======== Ausgewählter Auszug ========

Nicht nur die Begabung, sondern vor allem die soziale Herkunft entscheidet, wer es ans Gymnasium schafft, sagt Erziehungswissenschafterin Margrit Stamm. Sie hat untersucht, welche Kinder aus einfachen Verhältnissen es trotzdem schafften. So wie sie.
Annika Bangerter 11.12.2024in der Aargauer Zeitung/ die Nordwestschweiz
Die Bildungsexpertin Margrit Stamm hat zu Arbeiterkindern geforscht und ein Buch dazu geschrieben.
Sie haben über Arbeiterkinder geforscht und diese Studienergebnisse nun als Buch veröffentlicht. Damit sind Sie zu Ihren Wurzeln zurückgekehrt. Haben Sie sich in den Biografien der Befragten wiedererkannt?
Margrit Stamm: Ja, sehr! Wie sie stamme ich aus einfachen Verhältnissen. Mein Vater war Sattler und Tapezierer, meine Mutter war als Serviceangestellte und Akkordarbeiterin tätig. In der Schule galt ich als eine bildungsferne Schülerin mit wenig Potenzial. Die meisten Lehrpersonen erwarteten nicht viel von mir. Damit haderte ich, weil ich mich als wissensdurstig wahrnahm. Als Arbeiterkind, das den Aufstieg geschafft hat, bin ich auch insofern typisch, weil ich einen unbändigen Willen und immer ein Ziel vor Augen hatte sowie unglaublich viel arbeitete.
Wie sieht diese aus?
Das ist die Aufstiegsangst und damit die Zweifel, den Erfolg tatsächlich verdient zu haben. Diese Gefühle tauchen bis heute auf. Wenn ich etwa ein neues Forschungsprojekt anpacke, drängt sich der Gedanke auf: Schaffe ich das oder scheitere ich diesmal? Mit zunehmendem Alter habe ich gelernt, damit umzugehen. Ich weiss inzwischen, dass Angst und Selbstzweifel rund eine Woche anhalten und dann wieder verschwinden.
Im Niedriglohnbereich sind viele Migrantinnen und Migranten tätig. Weshalb haben Sie deren Kinder explizit von der Studie ausgeschlossen?

======== Datenzeilen ========

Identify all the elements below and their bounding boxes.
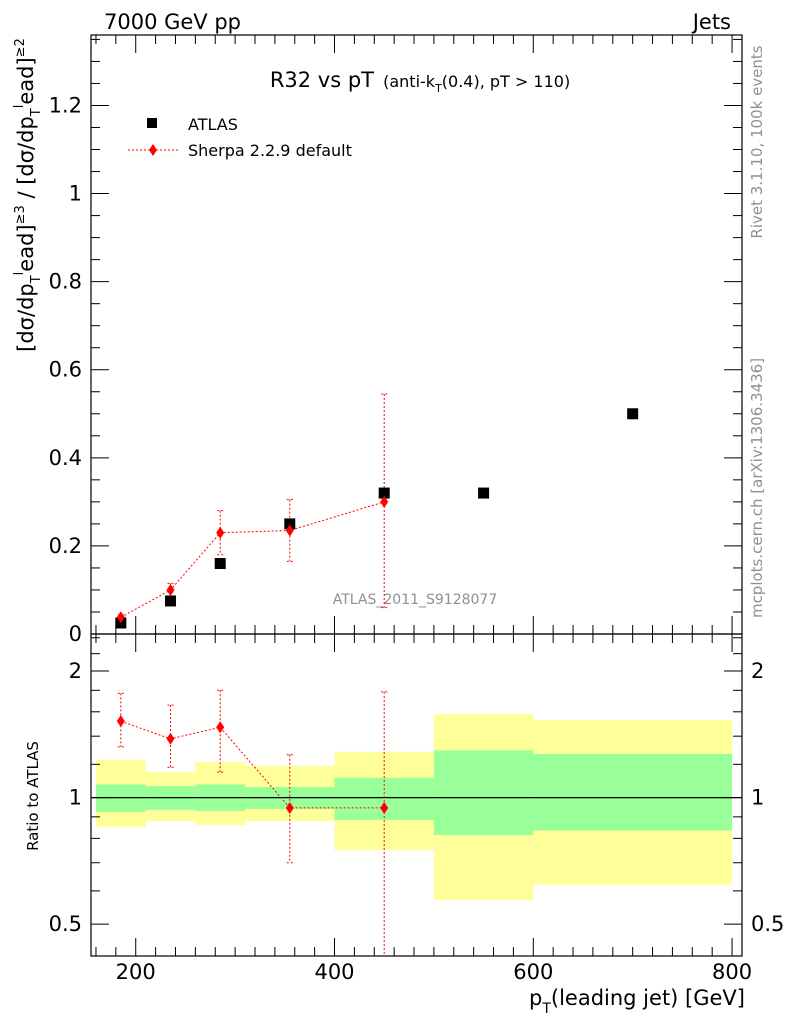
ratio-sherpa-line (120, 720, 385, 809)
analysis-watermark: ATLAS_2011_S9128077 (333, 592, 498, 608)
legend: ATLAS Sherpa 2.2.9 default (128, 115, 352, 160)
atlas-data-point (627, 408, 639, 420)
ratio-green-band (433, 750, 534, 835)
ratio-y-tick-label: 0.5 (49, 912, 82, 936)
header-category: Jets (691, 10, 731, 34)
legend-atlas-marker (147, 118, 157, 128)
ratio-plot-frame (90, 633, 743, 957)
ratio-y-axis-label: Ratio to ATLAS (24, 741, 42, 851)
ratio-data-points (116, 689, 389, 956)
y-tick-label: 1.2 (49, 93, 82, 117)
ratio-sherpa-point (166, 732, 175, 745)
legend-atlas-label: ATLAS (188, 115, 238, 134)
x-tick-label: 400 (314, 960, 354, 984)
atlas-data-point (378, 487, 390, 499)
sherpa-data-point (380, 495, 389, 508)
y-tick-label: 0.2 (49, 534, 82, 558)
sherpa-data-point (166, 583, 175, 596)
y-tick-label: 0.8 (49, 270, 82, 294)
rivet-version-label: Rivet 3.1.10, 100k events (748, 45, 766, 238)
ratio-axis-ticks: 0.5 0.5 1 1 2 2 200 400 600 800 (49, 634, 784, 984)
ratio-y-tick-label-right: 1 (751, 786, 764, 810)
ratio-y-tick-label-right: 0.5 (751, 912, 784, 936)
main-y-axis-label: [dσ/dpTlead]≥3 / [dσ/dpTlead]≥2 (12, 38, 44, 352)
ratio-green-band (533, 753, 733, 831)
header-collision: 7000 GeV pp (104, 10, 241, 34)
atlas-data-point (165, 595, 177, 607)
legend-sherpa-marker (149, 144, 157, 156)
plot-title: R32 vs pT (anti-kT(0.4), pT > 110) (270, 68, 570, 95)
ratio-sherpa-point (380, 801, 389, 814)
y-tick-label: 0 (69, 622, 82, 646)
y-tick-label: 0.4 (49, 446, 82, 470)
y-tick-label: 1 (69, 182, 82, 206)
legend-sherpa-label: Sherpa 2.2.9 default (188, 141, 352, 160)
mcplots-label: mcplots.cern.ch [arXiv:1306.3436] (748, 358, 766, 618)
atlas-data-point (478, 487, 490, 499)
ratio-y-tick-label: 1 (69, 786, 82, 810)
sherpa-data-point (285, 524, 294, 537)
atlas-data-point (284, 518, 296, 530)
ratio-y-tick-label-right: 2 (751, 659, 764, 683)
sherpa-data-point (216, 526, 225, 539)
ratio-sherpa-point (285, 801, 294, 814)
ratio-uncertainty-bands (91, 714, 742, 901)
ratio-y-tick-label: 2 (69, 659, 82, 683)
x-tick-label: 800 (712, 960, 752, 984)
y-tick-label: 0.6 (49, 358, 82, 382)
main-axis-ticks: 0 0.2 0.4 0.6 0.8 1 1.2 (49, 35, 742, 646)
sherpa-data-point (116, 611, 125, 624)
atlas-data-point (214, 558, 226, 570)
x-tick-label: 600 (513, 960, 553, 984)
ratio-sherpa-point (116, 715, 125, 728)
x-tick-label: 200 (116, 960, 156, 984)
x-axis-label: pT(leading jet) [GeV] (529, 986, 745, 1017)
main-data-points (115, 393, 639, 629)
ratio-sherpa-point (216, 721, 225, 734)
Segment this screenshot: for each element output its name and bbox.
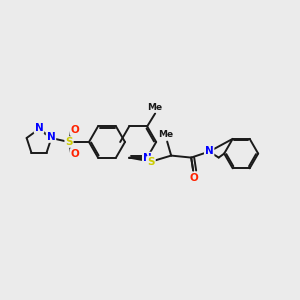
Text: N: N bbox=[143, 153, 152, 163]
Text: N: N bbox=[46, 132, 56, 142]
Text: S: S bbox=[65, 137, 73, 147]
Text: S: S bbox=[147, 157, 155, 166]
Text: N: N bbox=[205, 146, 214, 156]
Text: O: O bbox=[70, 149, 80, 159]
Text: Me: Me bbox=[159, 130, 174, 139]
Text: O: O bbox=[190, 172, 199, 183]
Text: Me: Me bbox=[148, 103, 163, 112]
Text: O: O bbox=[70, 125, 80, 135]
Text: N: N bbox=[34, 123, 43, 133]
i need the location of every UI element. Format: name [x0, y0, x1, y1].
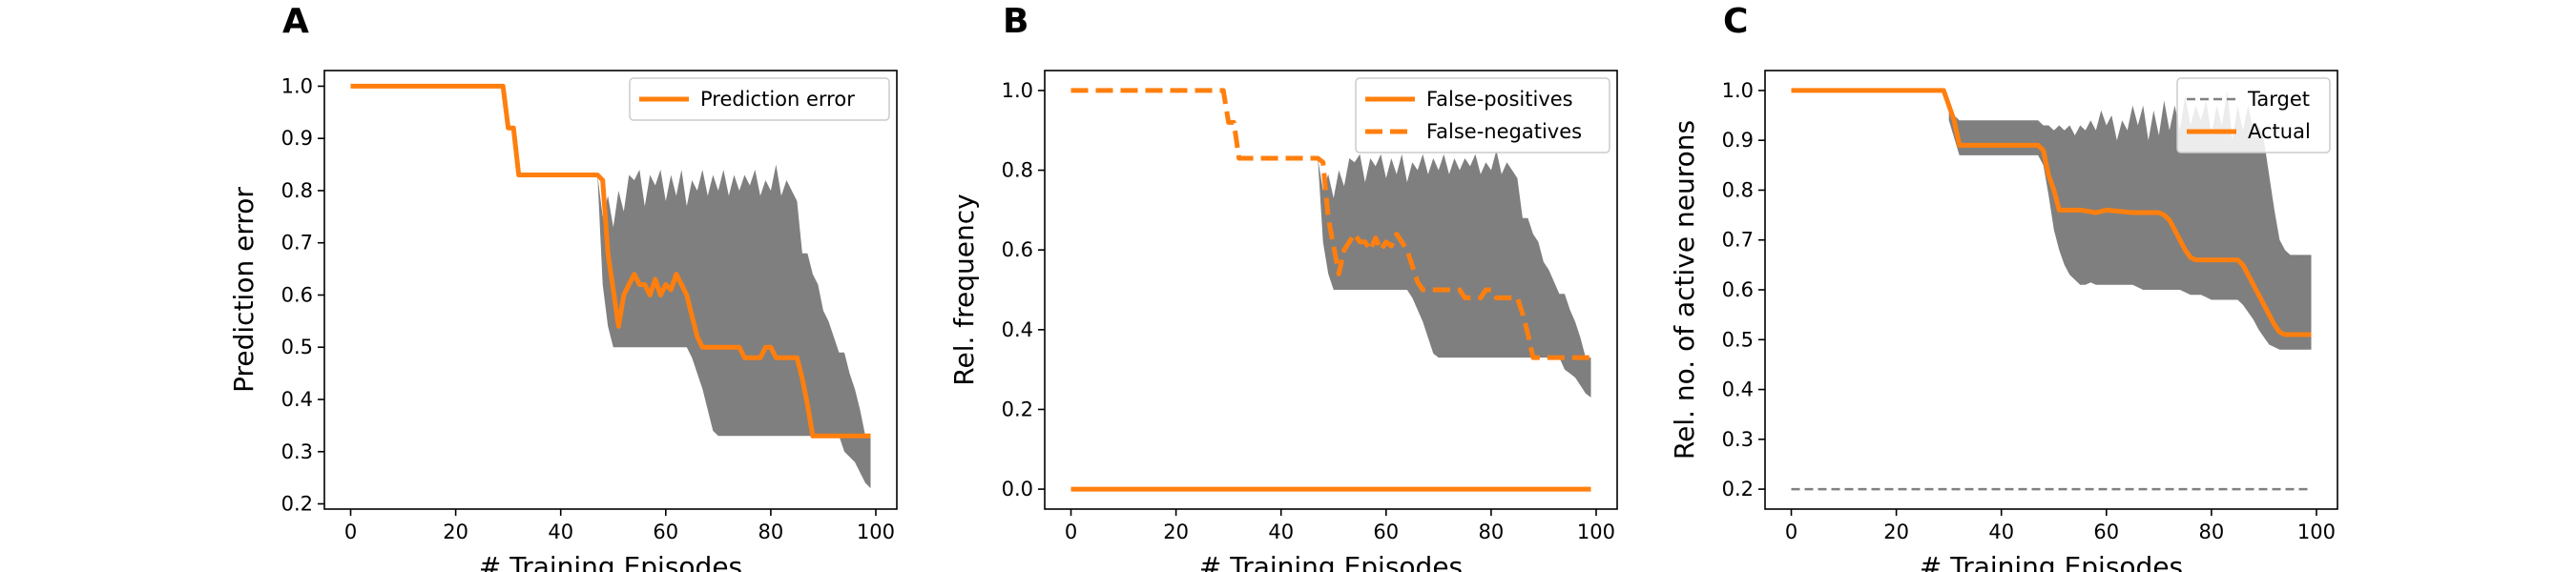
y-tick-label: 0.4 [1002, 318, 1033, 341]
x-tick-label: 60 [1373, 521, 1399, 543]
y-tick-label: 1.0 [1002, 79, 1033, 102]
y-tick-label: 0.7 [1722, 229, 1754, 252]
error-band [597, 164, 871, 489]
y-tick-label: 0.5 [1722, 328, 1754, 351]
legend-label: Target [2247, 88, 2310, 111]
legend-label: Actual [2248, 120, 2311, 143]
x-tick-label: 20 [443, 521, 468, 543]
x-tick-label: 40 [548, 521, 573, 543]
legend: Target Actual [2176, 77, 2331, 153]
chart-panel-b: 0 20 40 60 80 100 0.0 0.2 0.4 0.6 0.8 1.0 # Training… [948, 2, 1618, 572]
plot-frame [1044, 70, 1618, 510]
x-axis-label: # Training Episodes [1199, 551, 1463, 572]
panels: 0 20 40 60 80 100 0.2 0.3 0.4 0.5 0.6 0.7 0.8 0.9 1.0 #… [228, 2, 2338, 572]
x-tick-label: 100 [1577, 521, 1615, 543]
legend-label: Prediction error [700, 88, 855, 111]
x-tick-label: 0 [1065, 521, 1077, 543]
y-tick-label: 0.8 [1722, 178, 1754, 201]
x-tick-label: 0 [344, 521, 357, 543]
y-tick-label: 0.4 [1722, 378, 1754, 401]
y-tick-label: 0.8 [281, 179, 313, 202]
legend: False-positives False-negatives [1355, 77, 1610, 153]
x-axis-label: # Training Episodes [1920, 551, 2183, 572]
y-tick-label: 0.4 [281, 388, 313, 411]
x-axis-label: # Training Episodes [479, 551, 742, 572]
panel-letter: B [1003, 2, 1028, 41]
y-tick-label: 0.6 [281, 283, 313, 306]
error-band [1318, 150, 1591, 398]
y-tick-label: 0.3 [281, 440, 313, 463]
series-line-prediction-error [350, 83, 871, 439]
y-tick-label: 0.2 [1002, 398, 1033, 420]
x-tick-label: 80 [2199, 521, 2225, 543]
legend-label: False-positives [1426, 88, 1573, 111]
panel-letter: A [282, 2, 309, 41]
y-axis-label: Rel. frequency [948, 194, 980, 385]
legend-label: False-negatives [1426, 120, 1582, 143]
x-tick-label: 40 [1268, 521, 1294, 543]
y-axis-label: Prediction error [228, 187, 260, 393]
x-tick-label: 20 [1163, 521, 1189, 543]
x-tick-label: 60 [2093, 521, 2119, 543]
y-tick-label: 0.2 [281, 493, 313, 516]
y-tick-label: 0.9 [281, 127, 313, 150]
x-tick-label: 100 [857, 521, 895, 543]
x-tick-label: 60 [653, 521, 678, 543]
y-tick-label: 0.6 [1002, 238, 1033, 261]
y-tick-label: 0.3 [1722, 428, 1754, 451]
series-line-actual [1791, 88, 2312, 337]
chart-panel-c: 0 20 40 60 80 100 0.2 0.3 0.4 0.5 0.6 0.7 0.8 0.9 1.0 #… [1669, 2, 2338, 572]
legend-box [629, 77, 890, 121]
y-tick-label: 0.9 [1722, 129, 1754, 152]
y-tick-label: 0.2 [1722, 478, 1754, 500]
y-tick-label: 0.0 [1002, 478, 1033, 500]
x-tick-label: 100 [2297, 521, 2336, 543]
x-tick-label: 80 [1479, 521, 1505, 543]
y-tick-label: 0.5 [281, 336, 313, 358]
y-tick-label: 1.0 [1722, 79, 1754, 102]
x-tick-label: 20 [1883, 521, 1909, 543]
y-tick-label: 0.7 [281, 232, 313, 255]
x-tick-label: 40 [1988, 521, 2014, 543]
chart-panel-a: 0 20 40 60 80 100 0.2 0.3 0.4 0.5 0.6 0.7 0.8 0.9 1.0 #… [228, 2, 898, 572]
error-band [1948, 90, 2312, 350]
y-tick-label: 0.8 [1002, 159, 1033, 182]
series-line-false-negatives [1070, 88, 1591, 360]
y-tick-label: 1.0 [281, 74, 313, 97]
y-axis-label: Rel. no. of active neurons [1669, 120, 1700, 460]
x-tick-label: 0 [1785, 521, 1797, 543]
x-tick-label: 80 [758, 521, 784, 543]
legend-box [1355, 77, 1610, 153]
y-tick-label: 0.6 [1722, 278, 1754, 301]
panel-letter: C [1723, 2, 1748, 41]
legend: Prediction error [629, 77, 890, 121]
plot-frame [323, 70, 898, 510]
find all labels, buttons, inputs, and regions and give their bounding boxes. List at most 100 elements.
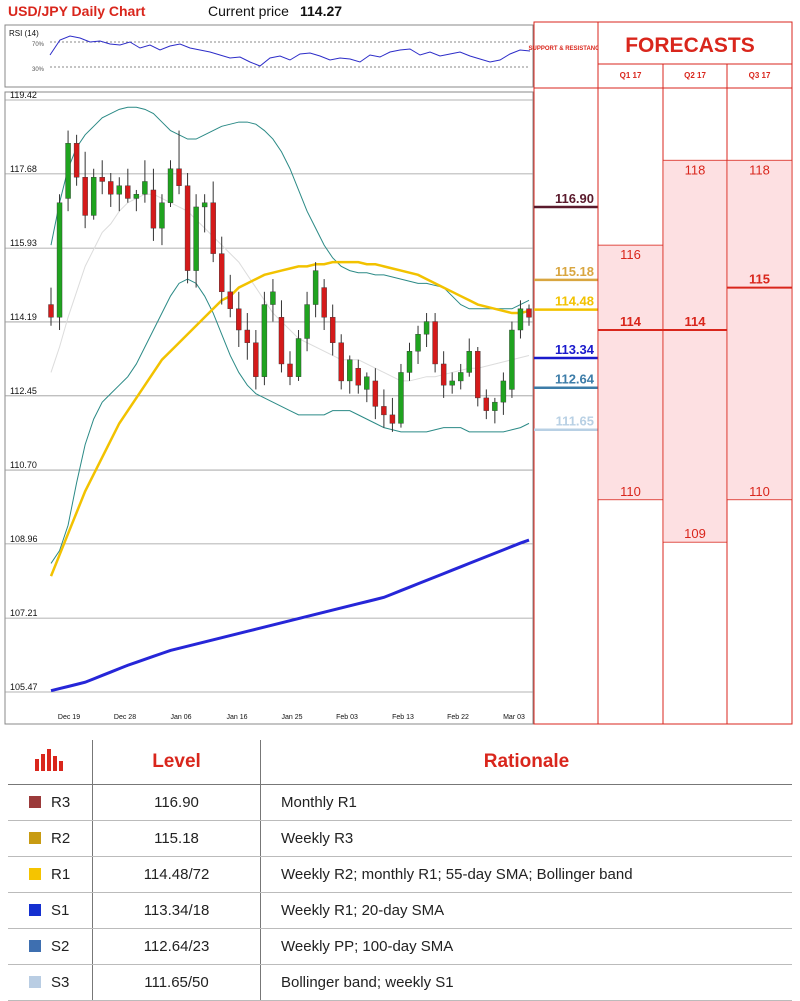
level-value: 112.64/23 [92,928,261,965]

========

* _Aufgabe_
Setze das Interview über Arbeiterkinder im Anschluss an seine letzte Frage fort.

* _Antwort_
Weil sie bereits gut untersucht sind. Zudem unterscheidet sich ihr familiärer Hintergrund stark von jenem der Schweizer Arbeiterkinder. Migrantinnen und Migranten sind oft sehr ehrgeizig und wollen, dass ihre Kinder ein besseres Leben führen als sie selbst. Man darf nicht vergessen: Auch wenn sie in der Schweiz Taxi fahren, haben viele von ihnen in ihrem Herkunftsland eine gute Ausbildung genossen. Bei den einheimischen Arbeiterkindern gibt es hingegen viele Eltern, die ihrem Kind vermitteln: Du musst nicht besser werden als wir.
Sind Sie nicht stolz, wenn ihr Kind es ans Gymnasium schafft?
Fast alle Eltern wollen das Beste für ihre Kinder. Doch die Ansichten darüber, was das Beste ist, gehen auseinander. Natürlich gibt es sozial einfach gestellte Eltern, die sich über ihr fleissiges Kind mit den guten Noten freuen. Viele der Befragten gaben jedoch an, dass ihre Eltern dem Gymnasium sehr zurückhaltend bis abweisend gegenüberstanden. Oft, weil sich ihnen der Nutzen nicht erschloss. Es dominiert die Haltung: Wer ans Gymi geht, weiss nicht, was richtiges Arbeiten bedeutet. Deshalb müssen die Eltern frühzeitig ins Boot geholt und aufgeklärt werden.
Machen das die Lehrpersonen?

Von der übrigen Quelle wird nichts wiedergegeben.